> **YOUR TASK**: Which lines below hold the word "heading"? Report each one.

> **RECORDS SUPPLIED**:
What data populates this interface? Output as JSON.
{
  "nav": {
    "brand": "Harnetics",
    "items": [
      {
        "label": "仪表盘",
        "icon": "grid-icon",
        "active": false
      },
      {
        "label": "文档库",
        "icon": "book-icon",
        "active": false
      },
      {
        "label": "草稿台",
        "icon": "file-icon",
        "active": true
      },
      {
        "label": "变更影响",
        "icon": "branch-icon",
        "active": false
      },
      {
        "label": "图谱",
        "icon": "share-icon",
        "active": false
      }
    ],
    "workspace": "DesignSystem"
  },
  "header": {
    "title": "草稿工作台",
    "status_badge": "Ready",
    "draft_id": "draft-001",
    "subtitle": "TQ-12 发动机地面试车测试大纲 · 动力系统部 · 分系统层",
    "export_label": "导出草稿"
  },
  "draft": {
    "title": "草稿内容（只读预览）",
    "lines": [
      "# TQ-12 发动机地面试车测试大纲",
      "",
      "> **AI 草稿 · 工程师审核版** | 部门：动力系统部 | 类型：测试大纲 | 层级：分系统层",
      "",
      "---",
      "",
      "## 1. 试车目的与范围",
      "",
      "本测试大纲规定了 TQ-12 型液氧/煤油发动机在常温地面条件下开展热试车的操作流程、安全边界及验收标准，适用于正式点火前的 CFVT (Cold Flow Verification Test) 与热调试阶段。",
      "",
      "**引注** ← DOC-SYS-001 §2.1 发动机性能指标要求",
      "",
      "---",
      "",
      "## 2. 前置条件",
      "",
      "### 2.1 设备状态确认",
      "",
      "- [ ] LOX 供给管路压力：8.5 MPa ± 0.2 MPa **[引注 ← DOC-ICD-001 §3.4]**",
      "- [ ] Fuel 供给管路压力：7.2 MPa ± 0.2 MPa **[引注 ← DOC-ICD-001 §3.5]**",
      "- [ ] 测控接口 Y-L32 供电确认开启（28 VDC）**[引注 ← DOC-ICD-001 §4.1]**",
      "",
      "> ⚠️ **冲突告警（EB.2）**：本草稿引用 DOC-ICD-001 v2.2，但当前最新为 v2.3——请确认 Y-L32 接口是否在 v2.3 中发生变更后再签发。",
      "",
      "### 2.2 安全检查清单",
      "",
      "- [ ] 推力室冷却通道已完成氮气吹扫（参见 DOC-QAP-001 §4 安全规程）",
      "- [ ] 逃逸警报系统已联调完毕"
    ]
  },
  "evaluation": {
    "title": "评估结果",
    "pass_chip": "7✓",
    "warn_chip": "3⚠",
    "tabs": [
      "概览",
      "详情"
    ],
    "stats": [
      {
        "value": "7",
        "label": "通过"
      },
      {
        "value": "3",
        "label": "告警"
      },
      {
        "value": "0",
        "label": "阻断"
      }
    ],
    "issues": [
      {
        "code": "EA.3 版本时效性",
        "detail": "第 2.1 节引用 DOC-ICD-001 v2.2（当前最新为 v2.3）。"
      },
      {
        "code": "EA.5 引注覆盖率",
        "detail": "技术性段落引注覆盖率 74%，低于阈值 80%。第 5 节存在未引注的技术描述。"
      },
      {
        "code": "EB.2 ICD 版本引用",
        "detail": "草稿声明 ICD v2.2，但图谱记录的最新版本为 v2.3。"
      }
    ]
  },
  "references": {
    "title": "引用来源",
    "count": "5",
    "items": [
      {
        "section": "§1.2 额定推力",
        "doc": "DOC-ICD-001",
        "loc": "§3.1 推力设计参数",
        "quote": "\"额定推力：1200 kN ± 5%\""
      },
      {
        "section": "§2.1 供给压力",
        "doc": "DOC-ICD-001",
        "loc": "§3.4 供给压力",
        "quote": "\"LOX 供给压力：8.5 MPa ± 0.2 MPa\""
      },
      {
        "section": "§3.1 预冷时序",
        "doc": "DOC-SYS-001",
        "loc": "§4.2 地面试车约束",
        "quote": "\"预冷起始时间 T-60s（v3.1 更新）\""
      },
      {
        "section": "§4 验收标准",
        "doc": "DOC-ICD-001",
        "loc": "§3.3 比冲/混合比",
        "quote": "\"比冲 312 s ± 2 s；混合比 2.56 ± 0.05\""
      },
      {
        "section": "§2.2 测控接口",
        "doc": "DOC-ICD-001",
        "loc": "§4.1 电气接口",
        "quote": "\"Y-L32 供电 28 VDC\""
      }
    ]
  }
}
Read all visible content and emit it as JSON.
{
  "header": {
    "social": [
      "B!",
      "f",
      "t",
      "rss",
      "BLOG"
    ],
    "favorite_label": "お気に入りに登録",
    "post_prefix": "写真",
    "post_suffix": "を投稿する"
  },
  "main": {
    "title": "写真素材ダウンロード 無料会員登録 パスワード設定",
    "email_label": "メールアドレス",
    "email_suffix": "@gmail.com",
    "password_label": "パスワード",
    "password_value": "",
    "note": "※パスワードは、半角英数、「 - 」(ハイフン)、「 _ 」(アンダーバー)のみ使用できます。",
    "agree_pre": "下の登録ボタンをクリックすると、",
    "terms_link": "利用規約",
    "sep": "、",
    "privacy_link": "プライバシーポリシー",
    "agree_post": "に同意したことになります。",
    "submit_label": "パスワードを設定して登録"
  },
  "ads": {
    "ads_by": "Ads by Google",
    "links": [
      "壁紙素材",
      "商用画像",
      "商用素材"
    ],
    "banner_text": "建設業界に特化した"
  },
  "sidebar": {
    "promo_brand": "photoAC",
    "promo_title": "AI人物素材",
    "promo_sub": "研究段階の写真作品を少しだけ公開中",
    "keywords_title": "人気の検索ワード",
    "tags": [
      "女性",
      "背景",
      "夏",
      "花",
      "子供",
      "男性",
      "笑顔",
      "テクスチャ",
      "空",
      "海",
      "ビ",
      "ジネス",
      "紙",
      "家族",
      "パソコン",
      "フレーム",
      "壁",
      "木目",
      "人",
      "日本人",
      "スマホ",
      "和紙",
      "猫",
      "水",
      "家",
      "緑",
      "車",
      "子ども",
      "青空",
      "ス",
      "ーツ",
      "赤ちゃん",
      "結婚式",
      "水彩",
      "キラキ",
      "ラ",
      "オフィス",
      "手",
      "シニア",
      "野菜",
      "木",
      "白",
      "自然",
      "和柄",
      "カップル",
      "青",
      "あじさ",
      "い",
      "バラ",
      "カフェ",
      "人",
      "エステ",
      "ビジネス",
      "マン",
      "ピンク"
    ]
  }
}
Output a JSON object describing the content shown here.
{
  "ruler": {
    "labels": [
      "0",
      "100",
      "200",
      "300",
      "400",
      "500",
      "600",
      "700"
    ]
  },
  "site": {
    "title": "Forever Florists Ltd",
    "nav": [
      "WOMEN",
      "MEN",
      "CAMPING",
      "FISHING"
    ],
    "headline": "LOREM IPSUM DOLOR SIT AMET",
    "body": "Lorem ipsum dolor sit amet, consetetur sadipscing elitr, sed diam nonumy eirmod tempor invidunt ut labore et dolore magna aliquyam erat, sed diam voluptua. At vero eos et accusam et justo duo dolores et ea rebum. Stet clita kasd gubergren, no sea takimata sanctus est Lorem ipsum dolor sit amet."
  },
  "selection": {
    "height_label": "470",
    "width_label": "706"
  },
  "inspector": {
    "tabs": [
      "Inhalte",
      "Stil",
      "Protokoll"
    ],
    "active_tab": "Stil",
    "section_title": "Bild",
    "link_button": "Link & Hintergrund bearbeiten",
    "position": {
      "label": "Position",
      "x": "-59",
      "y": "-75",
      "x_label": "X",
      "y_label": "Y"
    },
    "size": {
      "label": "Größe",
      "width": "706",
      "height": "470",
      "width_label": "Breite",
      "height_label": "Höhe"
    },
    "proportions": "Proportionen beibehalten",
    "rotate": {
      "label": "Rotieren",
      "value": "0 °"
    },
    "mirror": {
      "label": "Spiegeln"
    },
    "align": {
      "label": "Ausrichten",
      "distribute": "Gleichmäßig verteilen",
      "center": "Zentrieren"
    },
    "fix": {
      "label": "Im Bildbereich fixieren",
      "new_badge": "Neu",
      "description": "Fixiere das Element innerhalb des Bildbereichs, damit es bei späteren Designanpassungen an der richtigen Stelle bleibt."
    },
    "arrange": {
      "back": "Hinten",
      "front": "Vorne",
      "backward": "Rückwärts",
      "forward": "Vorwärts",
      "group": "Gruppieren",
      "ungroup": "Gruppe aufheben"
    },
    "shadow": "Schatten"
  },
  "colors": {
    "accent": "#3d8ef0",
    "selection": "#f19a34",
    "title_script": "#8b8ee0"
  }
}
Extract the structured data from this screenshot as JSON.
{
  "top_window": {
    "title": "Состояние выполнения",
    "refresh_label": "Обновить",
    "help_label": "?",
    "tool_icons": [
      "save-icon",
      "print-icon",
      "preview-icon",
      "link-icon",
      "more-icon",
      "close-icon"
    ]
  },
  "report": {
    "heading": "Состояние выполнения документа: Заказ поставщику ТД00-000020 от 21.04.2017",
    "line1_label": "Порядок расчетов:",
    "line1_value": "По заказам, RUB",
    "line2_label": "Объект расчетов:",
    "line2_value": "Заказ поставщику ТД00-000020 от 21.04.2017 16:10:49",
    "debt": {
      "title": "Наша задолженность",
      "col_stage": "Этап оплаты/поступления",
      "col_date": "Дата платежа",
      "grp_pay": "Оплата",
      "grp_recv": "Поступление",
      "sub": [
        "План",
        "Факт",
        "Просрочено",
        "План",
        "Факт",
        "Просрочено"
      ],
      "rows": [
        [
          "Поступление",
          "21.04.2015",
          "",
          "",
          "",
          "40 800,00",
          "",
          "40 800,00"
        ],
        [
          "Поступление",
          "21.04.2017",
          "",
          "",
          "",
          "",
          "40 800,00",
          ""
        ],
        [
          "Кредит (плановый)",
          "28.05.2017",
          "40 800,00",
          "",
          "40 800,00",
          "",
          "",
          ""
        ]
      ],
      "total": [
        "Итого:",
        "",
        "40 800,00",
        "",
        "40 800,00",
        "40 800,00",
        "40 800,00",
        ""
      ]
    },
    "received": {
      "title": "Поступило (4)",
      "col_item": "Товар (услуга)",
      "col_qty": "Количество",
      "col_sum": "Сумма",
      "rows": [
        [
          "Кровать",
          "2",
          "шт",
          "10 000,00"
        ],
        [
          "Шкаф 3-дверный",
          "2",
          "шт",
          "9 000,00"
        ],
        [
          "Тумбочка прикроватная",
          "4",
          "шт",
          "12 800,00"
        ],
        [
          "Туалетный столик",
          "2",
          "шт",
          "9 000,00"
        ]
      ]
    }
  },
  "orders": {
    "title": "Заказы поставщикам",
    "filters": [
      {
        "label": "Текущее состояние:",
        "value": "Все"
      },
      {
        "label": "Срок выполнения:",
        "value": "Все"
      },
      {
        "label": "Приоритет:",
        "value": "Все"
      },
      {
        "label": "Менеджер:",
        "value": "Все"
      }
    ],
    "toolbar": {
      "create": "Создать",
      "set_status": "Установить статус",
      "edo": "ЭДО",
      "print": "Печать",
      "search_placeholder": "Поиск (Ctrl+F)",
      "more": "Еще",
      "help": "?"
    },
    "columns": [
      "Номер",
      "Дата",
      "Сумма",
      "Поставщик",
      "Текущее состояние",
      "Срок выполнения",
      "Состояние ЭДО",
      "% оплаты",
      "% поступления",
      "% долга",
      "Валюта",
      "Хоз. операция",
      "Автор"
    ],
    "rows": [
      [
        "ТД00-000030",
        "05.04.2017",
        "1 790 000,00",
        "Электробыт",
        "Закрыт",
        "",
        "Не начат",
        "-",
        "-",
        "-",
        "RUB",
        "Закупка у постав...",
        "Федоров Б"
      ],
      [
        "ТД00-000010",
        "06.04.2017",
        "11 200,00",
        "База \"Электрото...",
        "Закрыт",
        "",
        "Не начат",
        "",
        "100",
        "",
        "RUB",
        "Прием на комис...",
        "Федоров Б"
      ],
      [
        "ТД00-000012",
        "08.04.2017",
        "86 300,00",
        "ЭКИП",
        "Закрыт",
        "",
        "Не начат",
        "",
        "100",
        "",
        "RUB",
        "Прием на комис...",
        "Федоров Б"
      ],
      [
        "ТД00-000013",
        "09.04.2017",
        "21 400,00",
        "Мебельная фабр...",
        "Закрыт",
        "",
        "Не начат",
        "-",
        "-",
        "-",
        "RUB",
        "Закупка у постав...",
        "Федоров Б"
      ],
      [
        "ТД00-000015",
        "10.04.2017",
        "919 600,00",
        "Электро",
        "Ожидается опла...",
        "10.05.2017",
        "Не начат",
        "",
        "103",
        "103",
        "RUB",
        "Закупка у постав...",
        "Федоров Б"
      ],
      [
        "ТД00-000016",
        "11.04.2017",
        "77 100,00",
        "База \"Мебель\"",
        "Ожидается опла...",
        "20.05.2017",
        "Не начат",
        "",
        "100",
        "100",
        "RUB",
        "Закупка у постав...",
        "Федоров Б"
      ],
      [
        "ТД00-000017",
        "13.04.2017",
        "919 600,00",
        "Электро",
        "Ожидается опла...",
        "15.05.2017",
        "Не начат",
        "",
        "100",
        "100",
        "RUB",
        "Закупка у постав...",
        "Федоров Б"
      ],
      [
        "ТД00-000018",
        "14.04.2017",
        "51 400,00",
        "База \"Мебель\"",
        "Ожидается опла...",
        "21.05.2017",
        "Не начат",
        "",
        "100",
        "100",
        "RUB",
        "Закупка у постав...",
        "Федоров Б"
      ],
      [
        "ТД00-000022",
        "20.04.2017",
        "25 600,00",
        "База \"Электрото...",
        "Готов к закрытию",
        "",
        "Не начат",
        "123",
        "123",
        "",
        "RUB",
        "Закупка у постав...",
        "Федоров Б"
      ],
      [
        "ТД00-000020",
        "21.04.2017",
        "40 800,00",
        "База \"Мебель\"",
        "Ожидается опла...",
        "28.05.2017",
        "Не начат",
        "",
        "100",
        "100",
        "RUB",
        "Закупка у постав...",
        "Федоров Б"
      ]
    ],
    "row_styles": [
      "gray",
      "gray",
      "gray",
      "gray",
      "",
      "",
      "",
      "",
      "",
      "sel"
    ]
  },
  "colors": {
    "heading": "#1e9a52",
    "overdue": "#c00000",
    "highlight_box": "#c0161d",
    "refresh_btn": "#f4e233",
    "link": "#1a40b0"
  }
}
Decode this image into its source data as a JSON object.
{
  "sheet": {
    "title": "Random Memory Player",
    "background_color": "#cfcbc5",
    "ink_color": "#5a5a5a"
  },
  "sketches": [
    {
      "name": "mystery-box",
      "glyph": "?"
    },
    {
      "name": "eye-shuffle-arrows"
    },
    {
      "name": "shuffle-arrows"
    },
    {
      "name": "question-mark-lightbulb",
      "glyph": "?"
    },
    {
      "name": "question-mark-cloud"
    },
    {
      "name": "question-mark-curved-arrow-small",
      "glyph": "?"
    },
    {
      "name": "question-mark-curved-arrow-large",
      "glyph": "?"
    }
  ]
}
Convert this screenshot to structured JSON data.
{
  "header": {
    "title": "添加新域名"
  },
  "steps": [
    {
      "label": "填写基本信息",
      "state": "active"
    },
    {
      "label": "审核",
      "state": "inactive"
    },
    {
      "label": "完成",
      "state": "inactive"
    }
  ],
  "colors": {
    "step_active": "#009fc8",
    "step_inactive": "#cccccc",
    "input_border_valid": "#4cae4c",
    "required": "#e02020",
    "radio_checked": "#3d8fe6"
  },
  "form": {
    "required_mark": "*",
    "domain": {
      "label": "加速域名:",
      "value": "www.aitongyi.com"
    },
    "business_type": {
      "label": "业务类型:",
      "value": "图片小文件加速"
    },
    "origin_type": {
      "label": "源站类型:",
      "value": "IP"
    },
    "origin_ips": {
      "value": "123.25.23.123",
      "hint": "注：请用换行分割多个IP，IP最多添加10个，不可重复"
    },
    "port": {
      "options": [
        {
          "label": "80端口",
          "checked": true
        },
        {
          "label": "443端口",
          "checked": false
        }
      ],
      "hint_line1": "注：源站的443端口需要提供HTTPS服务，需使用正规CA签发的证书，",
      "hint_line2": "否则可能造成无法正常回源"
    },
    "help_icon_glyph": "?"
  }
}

> **ANSWER FOR THE TASK**:
    "heading": "Состояние выполнения документа: Заказ поставщику ТД00-000020 от 21.04.2017",
    "heading": "#1e9a52",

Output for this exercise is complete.